• [What the exercise asks]: Write out only the lines from the line containing "Transcribe this image's" to the end of the listing below, both included, exactly as they stand. Drop the pictures.

## start

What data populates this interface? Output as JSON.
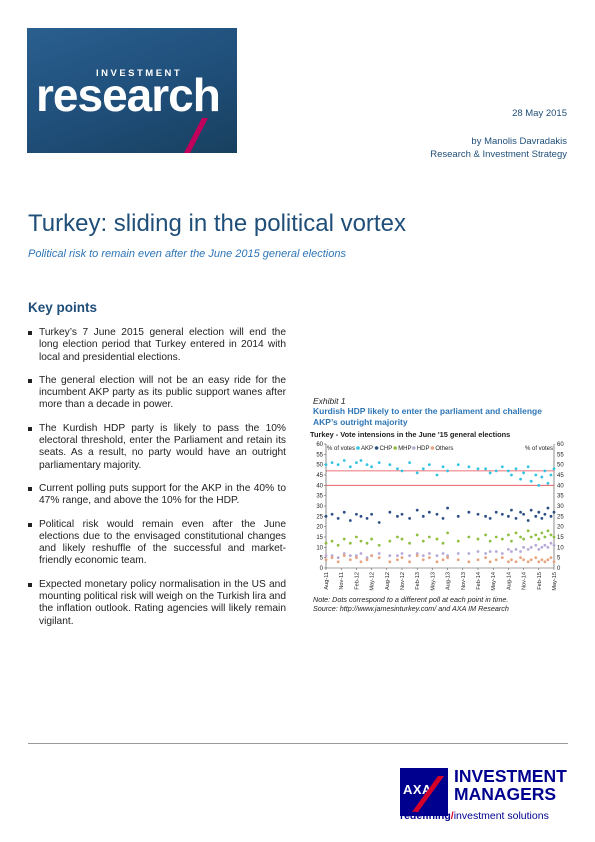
{
  "header": {
    "logo_small": "INVESTMENT",
    "logo_big": "research",
    "date": "28 May 2015",
    "author": "by Manolis Davradakis",
    "department": "Research & Investment Strategy"
  },
  "title": "Turkey: sliding in the political vortex",
  "subtitle": "Political risk to remain even after the June 2015 general elections",
  "key_points": {
    "heading": "Key points",
    "items": [
      "Turkey’s 7 June 2015 general election will end the long election period that Turkey entered in 2014 with local and presidential elections.",
      "The general election will not be an easy ride for the incumbent AKP party as its public support wanes after more than a decade in power.",
      "The Kurdish HDP party is likely to pass the 10% electoral threshold, enter the Parliament and retain its seats. As a result, no party would have an outright parliamentary majority.",
      "Current polling puts support for the AKP in the 40% to 47% range, and above the 10% for the HDP.",
      "Political risk would remain even after the June elections due to the envisaged constitutional changes and likely reshuffle of the successful and market-friendly economic team.",
      "Expected monetary policy normalisation in the US and mounting political risk will weigh on the Turkish lira and the inflation outlook. Rating agencies will likely remain vigilant."
    ]
  },
  "exhibit": {
    "label": "Exhibit 1",
    "title": "Kurdish HDP likely to enter the parliament and challenge AKP’s outright majority",
    "note": "Note: Dots correspond to a different poll at each point in time.",
    "source": "Source: http://www.jamesinturkey.com/ and AXA IM Research"
  },
  "chart_data": {
    "type": "scatter",
    "title": "Turkey - Vote intensions in the June '15  general elections",
    "ylabel_left": "% of votes",
    "ylabel_right": "% of votes",
    "ylim": [
      0,
      60
    ],
    "yticks": [
      0,
      5,
      10,
      15,
      20,
      25,
      30,
      35,
      40,
      45,
      50,
      55,
      60
    ],
    "x_ticks": [
      "Aug-11",
      "Nov-11",
      "Feb-12",
      "May-12",
      "Aug-12",
      "Nov-12",
      "Feb-13",
      "May-13",
      "Aug-13",
      "Nov-13",
      "Feb-14",
      "May-14",
      "Aug-14",
      "Nov-14",
      "Feb-15",
      "May-15"
    ],
    "reference_lines": [
      40,
      47
    ],
    "reference_color": "#e8474a",
    "series": [
      {
        "name": "AKP",
        "color": "#33c3e3",
        "x": [
          0,
          0.4,
          0.8,
          1.2,
          1.6,
          2.0,
          2.3,
          2.7,
          3.0,
          3.5,
          4.2,
          4.7,
          5.0,
          5.5,
          6.0,
          6.4,
          6.8,
          7.3,
          7.7,
          8.0,
          8.7,
          9.4,
          10.0,
          10.5,
          10.8,
          11.2,
          11.6,
          12.0,
          12.2,
          12.5,
          12.8,
          13.0,
          13.3,
          13.5,
          13.8,
          14.0,
          14.2,
          14.4,
          14.6,
          14.8,
          15.0
        ],
        "values": [
          50,
          51,
          50,
          52,
          49,
          51,
          52,
          50,
          49,
          51,
          50,
          48,
          47,
          51,
          46,
          48,
          50,
          45,
          49,
          47,
          50,
          49,
          48,
          48,
          46,
          47,
          49,
          47,
          45,
          48,
          43,
          46,
          49,
          42,
          45,
          40,
          44,
          47,
          41,
          45,
          48
        ]
      },
      {
        "name": "CHP",
        "color": "#2d4f86",
        "x": [
          0,
          0.4,
          0.8,
          1.2,
          1.6,
          2.0,
          2.3,
          2.7,
          3.0,
          3.5,
          4.2,
          4.7,
          5.0,
          5.5,
          6.0,
          6.4,
          6.8,
          7.3,
          7.7,
          8.0,
          8.7,
          9.4,
          10.0,
          10.5,
          10.8,
          11.2,
          11.6,
          12.0,
          12.2,
          12.5,
          12.8,
          13.0,
          13.3,
          13.5,
          13.8,
          14.0,
          14.2,
          14.4,
          14.6,
          14.8,
          15.0
        ],
        "values": [
          25,
          26,
          24,
          27,
          23,
          26,
          25,
          24,
          26,
          22,
          27,
          25,
          26,
          24,
          28,
          25,
          27,
          26,
          24,
          29,
          25,
          27,
          26,
          25,
          24,
          27,
          26,
          25,
          28,
          24,
          27,
          26,
          23,
          28,
          25,
          27,
          24,
          26,
          29,
          25,
          27
        ]
      },
      {
        "name": "MHP",
        "color": "#8fbf3f",
        "x": [
          0,
          0.4,
          0.8,
          1.2,
          1.6,
          2.0,
          2.3,
          2.7,
          3.0,
          3.5,
          4.2,
          4.7,
          5.0,
          5.5,
          6.0,
          6.4,
          6.8,
          7.3,
          7.7,
          8.0,
          8.7,
          9.4,
          10.0,
          10.5,
          10.8,
          11.2,
          11.6,
          12.0,
          12.2,
          12.5,
          12.8,
          13.0,
          13.3,
          13.5,
          13.8,
          14.0,
          14.2,
          14.4,
          14.6,
          14.8,
          15.0
        ],
        "values": [
          12,
          13,
          11,
          14,
          12,
          15,
          13,
          12,
          14,
          11,
          13,
          15,
          14,
          12,
          16,
          13,
          15,
          14,
          12,
          17,
          13,
          15,
          14,
          16,
          13,
          15,
          14,
          16,
          13,
          17,
          15,
          14,
          18,
          15,
          16,
          14,
          17,
          15,
          18,
          16,
          15
        ]
      },
      {
        "name": "HDP",
        "color": "#b7a8d6",
        "x": [
          0,
          0.4,
          0.8,
          1.2,
          1.6,
          2.0,
          2.3,
          2.7,
          3.0,
          3.5,
          4.2,
          4.7,
          5.0,
          5.5,
          6.0,
          6.4,
          6.8,
          7.3,
          7.7,
          8.0,
          8.7,
          9.4,
          10.0,
          10.5,
          10.8,
          11.2,
          11.6,
          12.0,
          12.2,
          12.5,
          12.8,
          13.0,
          13.3,
          13.5,
          13.8,
          14.0,
          14.2,
          14.4,
          14.6,
          14.8,
          15.0
        ],
        "values": [
          6,
          6,
          5,
          7,
          6,
          6,
          7,
          5,
          6,
          7,
          6,
          6,
          7,
          6,
          7,
          6,
          7,
          6,
          7,
          6,
          7,
          7,
          8,
          7,
          8,
          8,
          7,
          9,
          8,
          9,
          8,
          10,
          9,
          10,
          11,
          9,
          10,
          11,
          10,
          12,
          11
        ]
      },
      {
        "name": "Others",
        "color": "#e8a37c",
        "x": [
          0,
          0.4,
          0.8,
          1.2,
          1.6,
          2.0,
          2.3,
          2.7,
          3.0,
          3.5,
          4.2,
          4.7,
          5.0,
          5.5,
          6.0,
          6.4,
          6.8,
          7.3,
          7.7,
          8.0,
          8.7,
          9.4,
          10.0,
          10.5,
          10.8,
          11.2,
          11.6,
          12.0,
          12.2,
          12.5,
          12.8,
          13.0,
          13.3,
          13.5,
          13.8,
          14.0,
          14.2,
          14.4,
          14.6,
          14.8,
          15.0
        ],
        "values": [
          4,
          5,
          3,
          6,
          4,
          5,
          3,
          4,
          6,
          5,
          3,
          4,
          5,
          3,
          6,
          4,
          5,
          3,
          4,
          5,
          4,
          3,
          4,
          5,
          3,
          4,
          5,
          3,
          4,
          3,
          5,
          4,
          3,
          4,
          5,
          3,
          4,
          3,
          4,
          5,
          3
        ]
      }
    ]
  },
  "footer": {
    "axa": "AXA",
    "im_line1": "INVESTMENT",
    "im_line2": "MANAGERS",
    "tagline_bold": "redefining",
    "tagline_slash": "/",
    "tagline_rest": "investment solutions"
  }
}
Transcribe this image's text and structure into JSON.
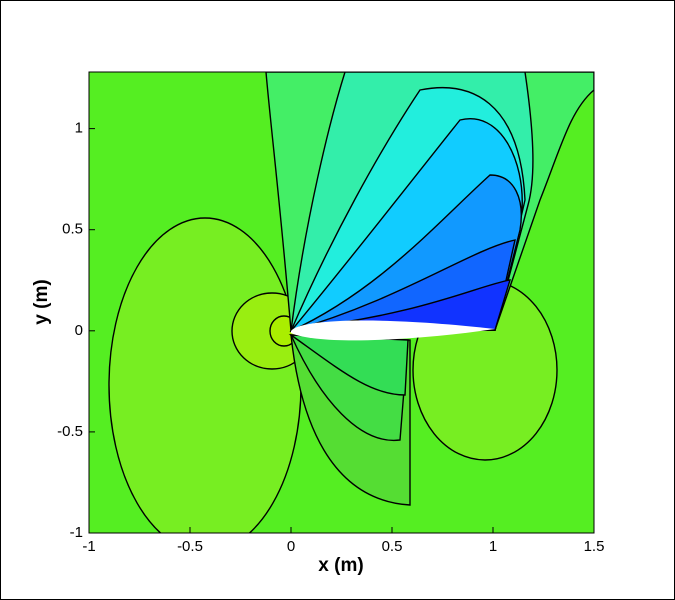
{
  "chart_data": {
    "type": "contour",
    "x_label": "x (m)",
    "y_label": "y (m)",
    "xlim": [
      -1,
      1.5
    ],
    "ylim": [
      -1,
      1.28
    ],
    "xticks": [
      -1,
      -0.5,
      0,
      0.5,
      1,
      1.5
    ],
    "yticks": [
      -1,
      -0.5,
      0,
      0.5,
      1
    ]
  }
}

## end

• [Solved problem]:
Transcribe this image's text and structure into JSON.
{
  "chart_data": {
    "type": "contour",
    "x_label": "x (m)",
    "y_label": "y (m)",
    "xlim": [
      -1,
      1.5
    ],
    "ylim": [
      -1,
      1.28
    ],
    "xticks": [
      -1,
      -0.5,
      0,
      0.5,
      1,
      1.5
    ],
    "yticks": [
      -1,
      -0.5,
      0,
      0.5,
      1
    ]
  }
}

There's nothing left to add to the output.